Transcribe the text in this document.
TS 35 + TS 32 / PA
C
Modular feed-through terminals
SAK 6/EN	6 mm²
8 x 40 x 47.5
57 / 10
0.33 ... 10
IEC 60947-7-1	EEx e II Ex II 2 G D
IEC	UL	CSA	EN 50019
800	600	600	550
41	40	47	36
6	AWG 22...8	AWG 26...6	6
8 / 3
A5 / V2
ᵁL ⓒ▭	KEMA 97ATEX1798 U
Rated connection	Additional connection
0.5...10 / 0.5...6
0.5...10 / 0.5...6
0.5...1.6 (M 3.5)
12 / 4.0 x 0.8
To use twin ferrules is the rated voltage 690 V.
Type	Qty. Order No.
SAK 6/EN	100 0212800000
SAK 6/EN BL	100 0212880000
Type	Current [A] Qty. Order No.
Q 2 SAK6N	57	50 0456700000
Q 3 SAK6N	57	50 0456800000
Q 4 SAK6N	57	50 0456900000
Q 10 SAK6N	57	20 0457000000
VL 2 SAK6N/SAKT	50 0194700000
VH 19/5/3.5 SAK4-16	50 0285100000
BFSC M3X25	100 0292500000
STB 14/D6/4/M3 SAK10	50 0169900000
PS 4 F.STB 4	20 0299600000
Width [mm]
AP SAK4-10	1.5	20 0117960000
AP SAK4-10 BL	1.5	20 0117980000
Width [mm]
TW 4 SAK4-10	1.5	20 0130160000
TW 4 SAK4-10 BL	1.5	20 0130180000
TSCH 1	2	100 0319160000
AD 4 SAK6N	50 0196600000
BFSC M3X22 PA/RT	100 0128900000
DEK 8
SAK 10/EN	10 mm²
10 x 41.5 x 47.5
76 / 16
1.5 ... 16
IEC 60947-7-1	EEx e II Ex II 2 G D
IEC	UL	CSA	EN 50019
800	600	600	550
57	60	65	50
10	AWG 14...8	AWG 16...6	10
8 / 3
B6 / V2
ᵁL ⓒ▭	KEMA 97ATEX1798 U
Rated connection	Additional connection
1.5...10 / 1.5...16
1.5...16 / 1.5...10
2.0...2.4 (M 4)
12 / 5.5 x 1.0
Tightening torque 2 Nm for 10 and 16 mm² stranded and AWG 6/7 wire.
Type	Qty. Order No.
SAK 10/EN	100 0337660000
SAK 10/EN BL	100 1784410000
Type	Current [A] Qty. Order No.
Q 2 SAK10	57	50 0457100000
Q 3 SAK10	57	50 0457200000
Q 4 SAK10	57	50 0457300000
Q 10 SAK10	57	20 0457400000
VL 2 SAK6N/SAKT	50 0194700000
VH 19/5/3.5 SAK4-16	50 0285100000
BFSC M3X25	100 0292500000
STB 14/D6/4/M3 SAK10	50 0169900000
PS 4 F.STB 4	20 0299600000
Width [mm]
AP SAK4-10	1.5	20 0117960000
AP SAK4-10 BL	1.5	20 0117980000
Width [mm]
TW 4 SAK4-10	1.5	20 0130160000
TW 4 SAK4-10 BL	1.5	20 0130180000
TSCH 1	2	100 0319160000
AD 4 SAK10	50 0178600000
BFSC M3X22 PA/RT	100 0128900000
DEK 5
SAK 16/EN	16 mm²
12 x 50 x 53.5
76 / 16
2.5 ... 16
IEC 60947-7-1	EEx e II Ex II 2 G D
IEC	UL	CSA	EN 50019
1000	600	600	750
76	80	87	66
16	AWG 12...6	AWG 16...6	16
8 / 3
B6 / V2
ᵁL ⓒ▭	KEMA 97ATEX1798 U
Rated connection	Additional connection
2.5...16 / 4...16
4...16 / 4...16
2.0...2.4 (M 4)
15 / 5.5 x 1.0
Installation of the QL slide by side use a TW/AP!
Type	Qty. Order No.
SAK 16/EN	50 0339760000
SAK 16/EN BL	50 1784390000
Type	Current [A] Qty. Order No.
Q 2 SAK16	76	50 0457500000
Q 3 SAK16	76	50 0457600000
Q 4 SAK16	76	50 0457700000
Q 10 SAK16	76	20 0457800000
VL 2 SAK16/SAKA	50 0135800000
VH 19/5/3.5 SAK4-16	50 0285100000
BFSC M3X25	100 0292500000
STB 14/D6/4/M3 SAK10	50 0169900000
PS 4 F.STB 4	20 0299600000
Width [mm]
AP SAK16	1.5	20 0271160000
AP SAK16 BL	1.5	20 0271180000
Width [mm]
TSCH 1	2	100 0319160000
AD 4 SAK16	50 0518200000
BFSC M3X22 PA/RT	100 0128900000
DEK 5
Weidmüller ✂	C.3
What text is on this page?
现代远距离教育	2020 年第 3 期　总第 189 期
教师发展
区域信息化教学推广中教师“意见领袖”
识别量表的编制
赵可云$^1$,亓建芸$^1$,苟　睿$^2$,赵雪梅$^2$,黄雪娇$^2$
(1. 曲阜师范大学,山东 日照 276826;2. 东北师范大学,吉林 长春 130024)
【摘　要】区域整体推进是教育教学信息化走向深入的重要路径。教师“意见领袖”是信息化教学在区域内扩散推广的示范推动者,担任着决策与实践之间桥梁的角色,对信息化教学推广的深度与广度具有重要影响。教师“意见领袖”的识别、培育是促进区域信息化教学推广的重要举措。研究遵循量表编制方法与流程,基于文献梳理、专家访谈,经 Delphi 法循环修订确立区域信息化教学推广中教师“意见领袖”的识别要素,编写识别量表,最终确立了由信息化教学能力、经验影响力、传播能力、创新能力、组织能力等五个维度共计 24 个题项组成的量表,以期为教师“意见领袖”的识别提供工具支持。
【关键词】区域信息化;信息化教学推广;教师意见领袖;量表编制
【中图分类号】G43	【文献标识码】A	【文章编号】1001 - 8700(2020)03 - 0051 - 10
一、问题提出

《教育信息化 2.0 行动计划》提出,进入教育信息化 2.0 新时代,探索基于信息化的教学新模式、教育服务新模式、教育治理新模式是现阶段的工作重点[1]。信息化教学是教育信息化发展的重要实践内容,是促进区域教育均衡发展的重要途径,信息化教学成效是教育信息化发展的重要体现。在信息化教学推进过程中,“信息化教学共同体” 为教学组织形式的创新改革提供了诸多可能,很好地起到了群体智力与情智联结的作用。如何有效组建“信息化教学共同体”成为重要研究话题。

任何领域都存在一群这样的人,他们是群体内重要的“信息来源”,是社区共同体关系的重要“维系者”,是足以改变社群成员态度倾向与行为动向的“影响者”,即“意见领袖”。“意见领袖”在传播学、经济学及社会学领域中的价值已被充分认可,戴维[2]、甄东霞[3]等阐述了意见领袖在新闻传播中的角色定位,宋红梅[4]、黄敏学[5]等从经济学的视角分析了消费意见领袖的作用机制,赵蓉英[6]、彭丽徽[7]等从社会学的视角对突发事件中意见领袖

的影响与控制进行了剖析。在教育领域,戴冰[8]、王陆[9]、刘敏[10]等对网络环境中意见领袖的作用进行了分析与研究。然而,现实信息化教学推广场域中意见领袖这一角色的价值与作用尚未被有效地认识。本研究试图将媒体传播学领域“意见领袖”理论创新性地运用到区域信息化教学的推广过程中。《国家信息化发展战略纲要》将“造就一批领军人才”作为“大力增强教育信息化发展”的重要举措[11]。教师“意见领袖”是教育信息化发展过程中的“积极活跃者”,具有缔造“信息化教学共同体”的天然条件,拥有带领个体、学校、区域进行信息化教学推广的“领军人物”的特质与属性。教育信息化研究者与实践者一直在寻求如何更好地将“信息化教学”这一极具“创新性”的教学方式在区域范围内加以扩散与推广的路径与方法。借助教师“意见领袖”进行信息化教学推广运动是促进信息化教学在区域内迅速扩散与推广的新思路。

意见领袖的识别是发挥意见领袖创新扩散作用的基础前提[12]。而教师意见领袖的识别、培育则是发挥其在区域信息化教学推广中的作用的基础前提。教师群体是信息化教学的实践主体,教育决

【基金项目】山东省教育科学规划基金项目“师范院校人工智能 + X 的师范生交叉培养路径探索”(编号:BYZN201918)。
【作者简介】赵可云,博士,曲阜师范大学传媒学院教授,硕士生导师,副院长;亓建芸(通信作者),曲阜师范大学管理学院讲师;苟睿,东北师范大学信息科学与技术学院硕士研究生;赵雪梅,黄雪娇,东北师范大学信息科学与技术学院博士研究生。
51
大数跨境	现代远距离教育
····················
◆ Work instructions ◆
Check each line above for the string "this" and show the ones that have it.

◆ Exercise solution ◆
Transcribe the text in this document.
What text is on this page?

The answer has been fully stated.